Objective: Report every line from the material that contains the word "JSON".

Items from a data source

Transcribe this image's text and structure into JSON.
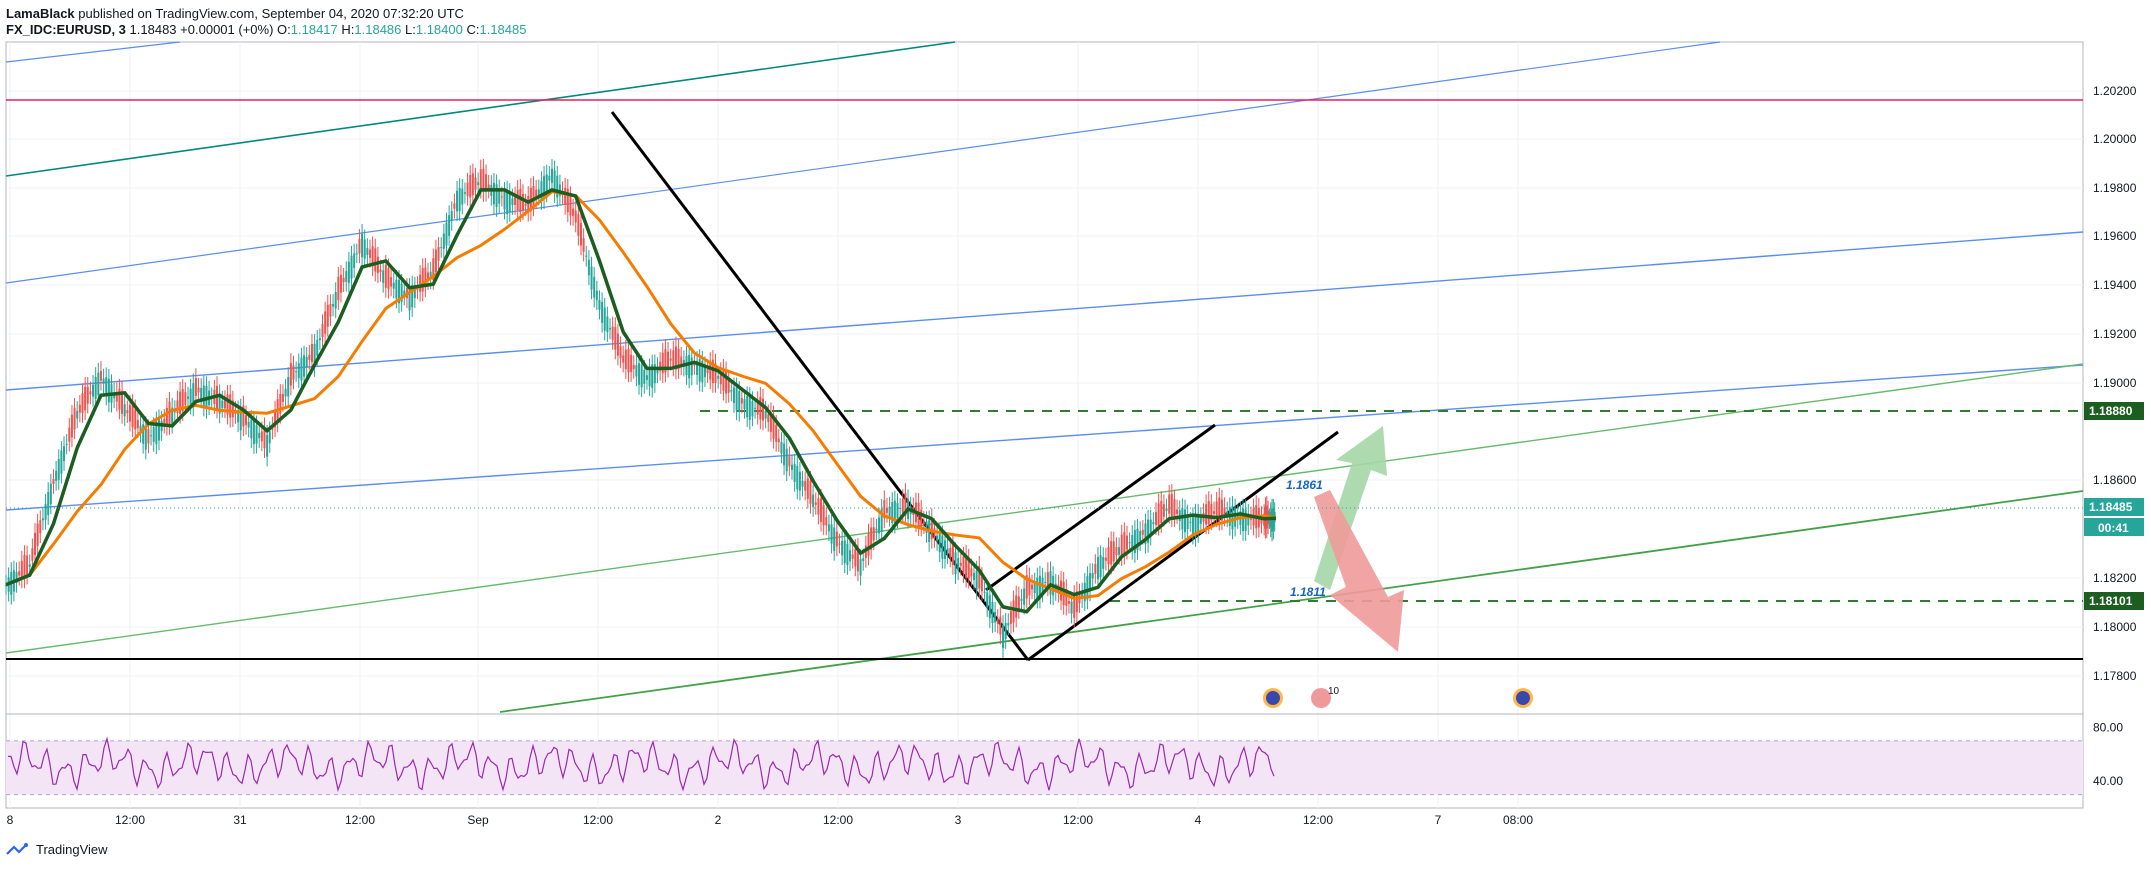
{
  "header": {
    "author": "LamaBlack",
    "published": " published on TradingView.com, September 04, 2020 07:32:20 UTC"
  },
  "ohlc": {
    "symbol": "FX_IDC:EURUSD, 3",
    "last": "1.18483",
    "change": "+0.00001 (+0%)",
    "o_label": "O:",
    "o": "1.18417",
    "h_label": "H:",
    "h": "1.18486",
    "l_label": "L:",
    "l": "1.18400",
    "c_label": "C:",
    "c": "1.18485"
  },
  "footer": {
    "brand": "TradingView"
  },
  "colors": {
    "up": "#26a69a",
    "ema_fast": "#1b5e20",
    "ema_mid": "#2196f3",
    "ema_slow": "#f57c00",
    "channel_blue": "#5b8def",
    "channel_green": "#66bb6a",
    "channel_teal": "#00897b",
    "magenta": "#e91e63",
    "rsi": "#9c27b0",
    "rsi_band": "#f3e5f5"
  },
  "chart_data": [
    {
      "type": "line",
      "series": [],
      "xlabel": "",
      "ylabel": "",
      "x_ticks": [
        "8",
        "12:00",
        "31",
        "12:00",
        "Sep",
        "12:00",
        "2",
        "12:00",
        "3",
        "12:00",
        "4",
        "12:00",
        "7",
        "08:00"
      ],
      "y_ticks": [
        "1.20200",
        "1.20000",
        "1.19800",
        "1.19600",
        "1.19400",
        "1.19200",
        "1.19000",
        "1.18880",
        "1.18600",
        "1.18485",
        "1.18200",
        "1.18101",
        "1.18000",
        "1.17800"
      ],
      "ylim": [
        1.1768,
        1.2042
      ],
      "price_series": [
        [
          0,
          1.182
        ],
        [
          2,
          1.1828
        ],
        [
          4,
          1.1862
        ],
        [
          6,
          1.189
        ],
        [
          8,
          1.1905
        ],
        [
          10,
          1.1892
        ],
        [
          12,
          1.188
        ],
        [
          14,
          1.189
        ],
        [
          16,
          1.19
        ],
        [
          18,
          1.1895
        ],
        [
          20,
          1.1888
        ],
        [
          22,
          1.1878
        ],
        [
          24,
          1.1905
        ],
        [
          26,
          1.1915
        ],
        [
          28,
          1.194
        ],
        [
          30,
          1.196
        ],
        [
          32,
          1.1945
        ],
        [
          34,
          1.1938
        ],
        [
          36,
          1.1948
        ],
        [
          38,
          1.1978
        ],
        [
          40,
          1.1985
        ],
        [
          42,
          1.1978
        ],
        [
          44,
          1.1975
        ],
        [
          46,
          1.1988
        ],
        [
          48,
          1.197
        ],
        [
          50,
          1.1935
        ],
        [
          52,
          1.1912
        ],
        [
          54,
          1.1905
        ],
        [
          56,
          1.1912
        ],
        [
          58,
          1.191
        ],
        [
          60,
          1.1905
        ],
        [
          62,
          1.1895
        ],
        [
          64,
          1.189
        ],
        [
          66,
          1.187
        ],
        [
          68,
          1.1855
        ],
        [
          70,
          1.1838
        ],
        [
          72,
          1.1828
        ],
        [
          74,
          1.185
        ],
        [
          76,
          1.1852
        ],
        [
          78,
          1.1842
        ],
        [
          80,
          1.183
        ],
        [
          82,
          1.1822
        ],
        [
          84,
          1.18
        ],
        [
          86,
          1.1818
        ],
        [
          88,
          1.1822
        ],
        [
          90,
          1.181
        ],
        [
          92,
          1.1828
        ],
        [
          94,
          1.1835
        ],
        [
          96,
          1.1842
        ],
        [
          98,
          1.1852
        ],
        [
          100,
          1.1845
        ],
        [
          102,
          1.185
        ],
        [
          104,
          1.1848
        ],
        [
          106,
          1.1846
        ],
        [
          107,
          1.18485
        ]
      ],
      "rsi_ylim": [
        20,
        90
      ],
      "rsi_ticks": [
        "80.00",
        "40.00"
      ],
      "annotations": [
        {
          "label": "1.1861",
          "price": 1.1861
        },
        {
          "label": "1.1811",
          "price": 1.1811
        },
        {
          "label": "00:41",
          "kind": "countdown"
        },
        {
          "label": "10",
          "kind": "event-count"
        }
      ]
    }
  ]
}
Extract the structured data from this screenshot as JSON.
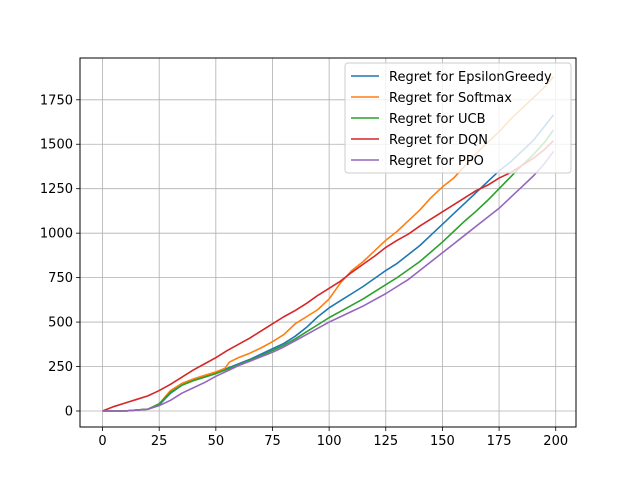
{
  "chart_data": {
    "type": "line",
    "title": "",
    "xlabel": "",
    "ylabel": "",
    "xlim": [
      -9.95,
      208.95
    ],
    "ylim": [
      -90,
      1985
    ],
    "grid": true,
    "legend_placement": "top-right",
    "x_ticks": [
      0,
      25,
      50,
      75,
      100,
      125,
      150,
      175,
      200
    ],
    "y_ticks": [
      0,
      250,
      500,
      750,
      1000,
      1250,
      1500,
      1750
    ],
    "series": [
      {
        "name": "Regret for EpsilonGreedy",
        "color": "#1f77b4",
        "x": [
          0,
          10,
          20,
          25,
          30,
          35,
          40,
          45,
          50,
          55,
          60,
          65,
          70,
          75,
          80,
          85,
          90,
          95,
          100,
          105,
          110,
          115,
          120,
          125,
          130,
          135,
          140,
          145,
          150,
          155,
          160,
          165,
          170,
          175,
          180,
          185,
          190,
          195,
          199
        ],
        "y": [
          0,
          0,
          10,
          35,
          100,
          145,
          175,
          195,
          215,
          240,
          265,
          290,
          320,
          350,
          380,
          420,
          470,
          530,
          580,
          620,
          660,
          700,
          745,
          790,
          830,
          880,
          930,
          990,
          1050,
          1110,
          1170,
          1230,
          1290,
          1350,
          1400,
          1460,
          1520,
          1600,
          1665
        ]
      },
      {
        "name": "Regret for Softmax",
        "color": "#ff7f0e",
        "x": [
          0,
          10,
          20,
          25,
          30,
          35,
          40,
          45,
          50,
          54,
          56,
          60,
          65,
          70,
          75,
          80,
          85,
          90,
          95,
          100,
          105,
          110,
          115,
          120,
          125,
          130,
          135,
          140,
          145,
          150,
          155,
          160,
          165,
          170,
          175,
          180,
          185,
          190,
          195,
          199
        ],
        "y": [
          0,
          0,
          10,
          40,
          115,
          155,
          180,
          200,
          220,
          240,
          275,
          300,
          325,
          355,
          390,
          430,
          490,
          530,
          570,
          630,
          720,
          790,
          840,
          900,
          960,
          1010,
          1070,
          1130,
          1200,
          1260,
          1310,
          1380,
          1450,
          1510,
          1570,
          1640,
          1700,
          1760,
          1820,
          1880
        ]
      },
      {
        "name": "Regret for UCB",
        "color": "#2ca02c",
        "x": [
          0,
          10,
          20,
          25,
          30,
          35,
          40,
          45,
          50,
          55,
          60,
          65,
          70,
          75,
          80,
          85,
          90,
          95,
          100,
          105,
          110,
          115,
          120,
          125,
          130,
          135,
          140,
          145,
          150,
          155,
          160,
          165,
          170,
          175,
          180,
          185,
          190,
          195,
          199
        ],
        "y": [
          0,
          0,
          10,
          40,
          105,
          145,
          170,
          190,
          210,
          235,
          260,
          285,
          310,
          340,
          370,
          405,
          445,
          485,
          525,
          560,
          595,
          630,
          670,
          710,
          750,
          795,
          840,
          895,
          950,
          1010,
          1070,
          1125,
          1185,
          1250,
          1315,
          1380,
          1440,
          1510,
          1580
        ]
      },
      {
        "name": "Regret for DQN",
        "color": "#d62728",
        "x": [
          0,
          5,
          10,
          15,
          20,
          25,
          30,
          35,
          40,
          45,
          50,
          55,
          60,
          65,
          70,
          75,
          80,
          85,
          90,
          95,
          100,
          105,
          110,
          115,
          120,
          125,
          130,
          135,
          140,
          145,
          150,
          155,
          160,
          165,
          170,
          175,
          180,
          185,
          190,
          195,
          199
        ],
        "y": [
          0,
          25,
          45,
          65,
          85,
          115,
          150,
          190,
          230,
          265,
          300,
          340,
          375,
          410,
          450,
          490,
          530,
          565,
          605,
          650,
          690,
          730,
          780,
          825,
          870,
          920,
          960,
          995,
          1040,
          1080,
          1120,
          1160,
          1200,
          1240,
          1270,
          1310,
          1340,
          1380,
          1420,
          1470,
          1520
        ]
      },
      {
        "name": "Regret for PPO",
        "color": "#9467bd",
        "x": [
          0,
          10,
          20,
          25,
          30,
          35,
          40,
          45,
          50,
          55,
          60,
          65,
          70,
          75,
          80,
          85,
          90,
          95,
          100,
          105,
          110,
          115,
          120,
          125,
          130,
          135,
          140,
          145,
          150,
          155,
          160,
          165,
          170,
          175,
          180,
          185,
          190,
          195,
          199
        ],
        "y": [
          0,
          0,
          10,
          30,
          60,
          100,
          130,
          160,
          195,
          225,
          255,
          280,
          305,
          330,
          360,
          395,
          430,
          465,
          500,
          530,
          560,
          590,
          625,
          660,
          700,
          740,
          790,
          840,
          890,
          940,
          990,
          1040,
          1090,
          1140,
          1200,
          1260,
          1320,
          1390,
          1460
        ]
      }
    ]
  }
}
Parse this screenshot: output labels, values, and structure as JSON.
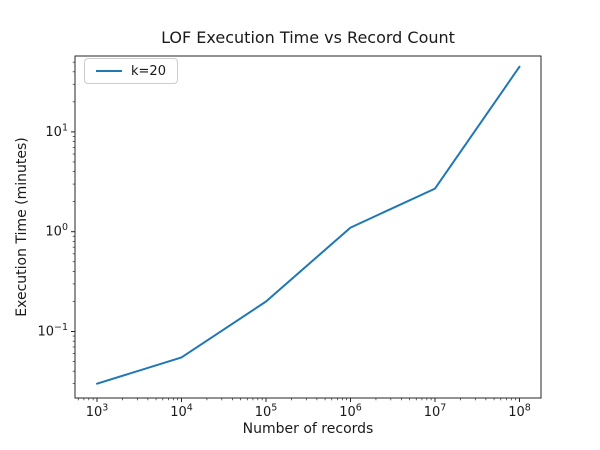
{
  "chart_data": {
    "type": "line",
    "title": "LOF Execution Time vs Record Count",
    "xlabel": "Number of records",
    "ylabel": "Execution Time (minutes)",
    "x_scale": "log",
    "y_scale": "log",
    "grid": false,
    "series": [
      {
        "name": "k=20",
        "color": "#1f77b4",
        "x": [
          1000,
          10000,
          100000,
          1000000,
          10000000,
          100000000
        ],
        "y": [
          0.03,
          0.055,
          0.2,
          1.1,
          2.7,
          45
        ]
      }
    ],
    "x_tick_exponents": [
      3,
      4,
      5,
      6,
      7,
      8
    ],
    "y_tick_exponents": [
      1,
      0,
      -1
    ],
    "xlim": [
      550,
      180000000
    ],
    "ylim": [
      0.0216,
      57.6
    ],
    "legend": {
      "location": "upper left",
      "entries": [
        "k=20"
      ]
    }
  },
  "colors": {
    "line": "#1f77b4",
    "text": "#1a1a1a",
    "spine": "#262626",
    "legend_border": "#cccccc",
    "background": "#ffffff"
  }
}
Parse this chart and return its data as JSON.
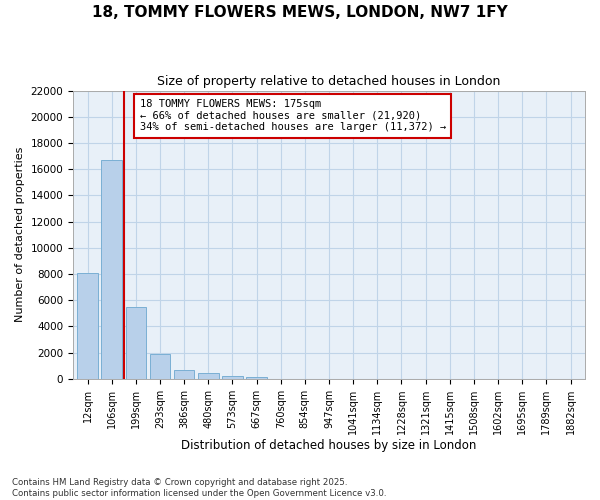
{
  "title": "18, TOMMY FLOWERS MEWS, LONDON, NW7 1FY",
  "subtitle": "Size of property relative to detached houses in London",
  "xlabel": "Distribution of detached houses by size in London",
  "ylabel": "Number of detached properties",
  "categories": [
    "12sqm",
    "106sqm",
    "199sqm",
    "293sqm",
    "386sqm",
    "480sqm",
    "573sqm",
    "667sqm",
    "760sqm",
    "854sqm",
    "947sqm",
    "1041sqm",
    "1134sqm",
    "1228sqm",
    "1321sqm",
    "1415sqm",
    "1508sqm",
    "1602sqm",
    "1695sqm",
    "1789sqm",
    "1882sqm"
  ],
  "values": [
    8100,
    16700,
    5500,
    1900,
    700,
    400,
    200,
    150,
    0,
    0,
    0,
    0,
    0,
    0,
    0,
    0,
    0,
    0,
    0,
    0,
    0
  ],
  "bar_color": "#b8d0ea",
  "bar_edge_color": "#7aafd4",
  "vline_x": 1.5,
  "vline_color": "#cc0000",
  "annotation_text": "18 TOMMY FLOWERS MEWS: 175sqm\n← 66% of detached houses are smaller (21,920)\n34% of semi-detached houses are larger (11,372) →",
  "annotation_box_color": "#ffffff",
  "annotation_box_edge": "#cc0000",
  "ylim": [
    0,
    22000
  ],
  "yticks": [
    0,
    2000,
    4000,
    6000,
    8000,
    10000,
    12000,
    14000,
    16000,
    18000,
    20000,
    22000
  ],
  "grid_color": "#c0d4e8",
  "plot_bg_color": "#e8f0f8",
  "fig_bg_color": "#ffffff",
  "footer_line1": "Contains HM Land Registry data © Crown copyright and database right 2025.",
  "footer_line2": "Contains public sector information licensed under the Open Government Licence v3.0.",
  "title_fontsize": 11,
  "subtitle_fontsize": 9
}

Response:
Transcribe this image's text and structure into JSON.
Extract the structured data from this screenshot as JSON.
Parse this screenshot: output labels, values, and structure as JSON.
Parse this chart and return its data as JSON.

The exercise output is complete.